-- begin --

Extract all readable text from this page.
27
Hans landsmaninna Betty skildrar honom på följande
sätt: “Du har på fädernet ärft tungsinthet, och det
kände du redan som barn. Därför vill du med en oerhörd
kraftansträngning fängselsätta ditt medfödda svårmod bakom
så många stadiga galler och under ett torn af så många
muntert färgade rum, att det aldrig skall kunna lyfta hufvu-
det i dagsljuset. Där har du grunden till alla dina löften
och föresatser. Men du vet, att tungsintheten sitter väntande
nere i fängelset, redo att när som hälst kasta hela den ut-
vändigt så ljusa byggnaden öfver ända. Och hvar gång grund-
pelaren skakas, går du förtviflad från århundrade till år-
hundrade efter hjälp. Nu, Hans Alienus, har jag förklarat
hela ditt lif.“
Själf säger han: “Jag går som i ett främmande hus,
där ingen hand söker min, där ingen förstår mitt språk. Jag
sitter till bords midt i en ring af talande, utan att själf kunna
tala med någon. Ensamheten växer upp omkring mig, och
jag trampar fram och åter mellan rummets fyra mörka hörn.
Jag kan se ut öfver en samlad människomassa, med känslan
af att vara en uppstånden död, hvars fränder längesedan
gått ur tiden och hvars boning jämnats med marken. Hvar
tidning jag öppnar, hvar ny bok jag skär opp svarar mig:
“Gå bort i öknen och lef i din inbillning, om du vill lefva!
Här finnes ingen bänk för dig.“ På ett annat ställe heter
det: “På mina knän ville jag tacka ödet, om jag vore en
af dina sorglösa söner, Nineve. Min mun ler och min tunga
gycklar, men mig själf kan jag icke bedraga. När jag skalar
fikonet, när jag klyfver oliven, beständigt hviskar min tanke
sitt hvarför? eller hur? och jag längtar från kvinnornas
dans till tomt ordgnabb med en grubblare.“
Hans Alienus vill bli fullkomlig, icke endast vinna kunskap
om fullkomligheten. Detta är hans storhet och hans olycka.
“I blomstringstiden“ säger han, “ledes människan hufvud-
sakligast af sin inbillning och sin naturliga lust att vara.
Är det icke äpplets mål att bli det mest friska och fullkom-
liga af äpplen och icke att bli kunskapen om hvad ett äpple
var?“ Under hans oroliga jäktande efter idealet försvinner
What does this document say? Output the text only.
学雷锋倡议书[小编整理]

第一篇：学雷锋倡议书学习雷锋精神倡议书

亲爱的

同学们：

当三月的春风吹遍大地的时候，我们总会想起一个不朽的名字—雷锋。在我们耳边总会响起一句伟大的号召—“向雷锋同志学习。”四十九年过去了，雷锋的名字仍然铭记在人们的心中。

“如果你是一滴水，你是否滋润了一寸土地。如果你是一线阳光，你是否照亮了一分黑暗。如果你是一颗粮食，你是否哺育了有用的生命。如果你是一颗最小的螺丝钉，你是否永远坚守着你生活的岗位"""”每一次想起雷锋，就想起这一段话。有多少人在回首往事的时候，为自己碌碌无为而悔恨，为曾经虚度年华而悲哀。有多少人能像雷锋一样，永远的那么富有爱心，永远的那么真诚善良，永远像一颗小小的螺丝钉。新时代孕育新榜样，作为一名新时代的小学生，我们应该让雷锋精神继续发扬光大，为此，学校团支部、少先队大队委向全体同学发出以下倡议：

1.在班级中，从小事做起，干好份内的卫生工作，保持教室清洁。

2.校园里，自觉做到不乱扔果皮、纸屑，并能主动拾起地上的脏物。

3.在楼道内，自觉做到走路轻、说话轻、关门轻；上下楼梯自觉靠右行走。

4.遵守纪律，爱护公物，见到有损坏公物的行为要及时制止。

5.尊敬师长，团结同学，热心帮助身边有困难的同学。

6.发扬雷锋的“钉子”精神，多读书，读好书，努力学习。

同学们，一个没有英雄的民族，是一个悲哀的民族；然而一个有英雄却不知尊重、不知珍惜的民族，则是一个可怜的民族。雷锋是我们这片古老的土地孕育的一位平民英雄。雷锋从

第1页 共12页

-- end --

■ Exercise directions ■
Transcribe every entry exactly, omitting nothing.

■ Written solution ■
Extract all readable text from this page.
27
Hans landsmaninna Betty skildrar honom på följande
sätt: “Du har på fädernet ärft tungsinthet, och det
kände du redan som barn. Därför vill du med en oerhörd
kraftansträngning fängselsätta ditt medfödda svårmod bakom
så många stadiga galler och under ett torn af så många
muntert färgade rum, att det aldrig skall kunna lyfta hufvu-
det i dagsljuset. Där har du grunden till alla dina löften
och föresatser. Men du vet, att tungsintheten sitter väntande
nere i fängelset, redo att när som hälst kasta hela den ut-
vändigt så ljusa byggnaden öfver ända. Och hvar gång grund-
pelaren skakas, går du förtviflad från århundrade till år-
hundrade efter hjälp. Nu, Hans Alienus, har jag förklarat
hela ditt lif.“
Själf säger han: “Jag går som i ett främmande hus,
där ingen hand söker min, där ingen förstår mitt språk. Jag
sitter till bords midt i en ring af talande, utan att själf kunna
tala med någon. Ensamheten växer upp omkring mig, och
jag trampar fram och åter mellan rummets fyra mörka hörn.
Jag kan se ut öfver en samlad människomassa, med känslan
af att vara en uppstånden död, hvars fränder längesedan
gått ur tiden och hvars boning jämnats med marken. Hvar
tidning jag öppnar, hvar ny bok jag skär opp svarar mig:
“Gå bort i öknen och lef i din inbillning, om du vill lefva!
Här finnes ingen bänk för dig.“ På ett annat ställe heter
det: “På mina knän ville jag tacka ödet, om jag vore en
af dina sorglösa söner, Nineve. Min mun ler och min tunga
gycklar, men mig själf kan jag icke bedraga. När jag skalar
fikonet, när jag klyfver oliven, beständigt hviskar min tanke
sitt hvarför? eller hur? och jag längtar från kvinnornas
dans till tomt ordgnabb med en grubblare.“
Hans Alienus vill bli fullkomlig, icke endast vinna kunskap
om fullkomligheten. Detta är hans storhet och hans olycka.
“I blomstringstiden“ säger han, “ledes människan hufvud-
sakligast af sin inbillning och sin naturliga lust att vara.
Är det icke äpplets mål att bli det mest friska och fullkom-
liga af äpplen och icke att bli kunskapen om hvad ett äpple
var?“ Under hans oroliga jäktande efter idealet försvinner
What does this document say? Output the text only.
学雷锋倡议书[小编整理]

第一篇：学雷锋倡议书学习雷锋精神倡议书

亲爱的

同学们：

当三月的春风吹遍大地的时候，我们总会想起一个不朽的名字—雷锋。在我们耳边总会响起一句伟大的号召—“向雷锋同志学习。”四十九年过去了，雷锋的名字仍然铭记在人们的心中。

“如果你是一滴水，你是否滋润了一寸土地。如果你是一线阳光，你是否照亮了一分黑暗。如果你是一颗粮食，你是否哺育了有用的生命。如果你是一颗最小的螺丝钉，你是否永远坚守着你生活的岗位"""”每一次想起雷锋，就想起这一段话。有多少人在回首往事的时候，为自己碌碌无为而悔恨，为曾经虚度年华而悲哀。有多少人能像雷锋一样，永远的那么富有爱心，永远的那么真诚善良，永远像一颗小小的螺丝钉。新时代孕育新榜样，作为一名新时代的小学生，我们应该让雷锋精神继续发扬光大，为此，学校团支部、少先队大队委向全体同学发出以下倡议：

1.在班级中，从小事做起，干好份内的卫生工作，保持教室清洁。

2.校园里，自觉做到不乱扔果皮、纸屑，并能主动拾起地上的脏物。

3.在楼道内，自觉做到走路轻、说话轻、关门轻；上下楼梯自觉靠右行走。

4.遵守纪律，爱护公物，见到有损坏公物的行为要及时制止。

5.尊敬师长，团结同学，热心帮助身边有困难的同学。

6.发扬雷锋的“钉子”精神，多读书，读好书，努力学习。

同学们，一个没有英雄的民族，是一个悲哀的民族；然而一个有英雄却不知尊重、不知珍惜的民族，则是一个可怜的民族。雷锋是我们这片古老的土地孕育的一位平民英雄。雷锋从

第1页 共12页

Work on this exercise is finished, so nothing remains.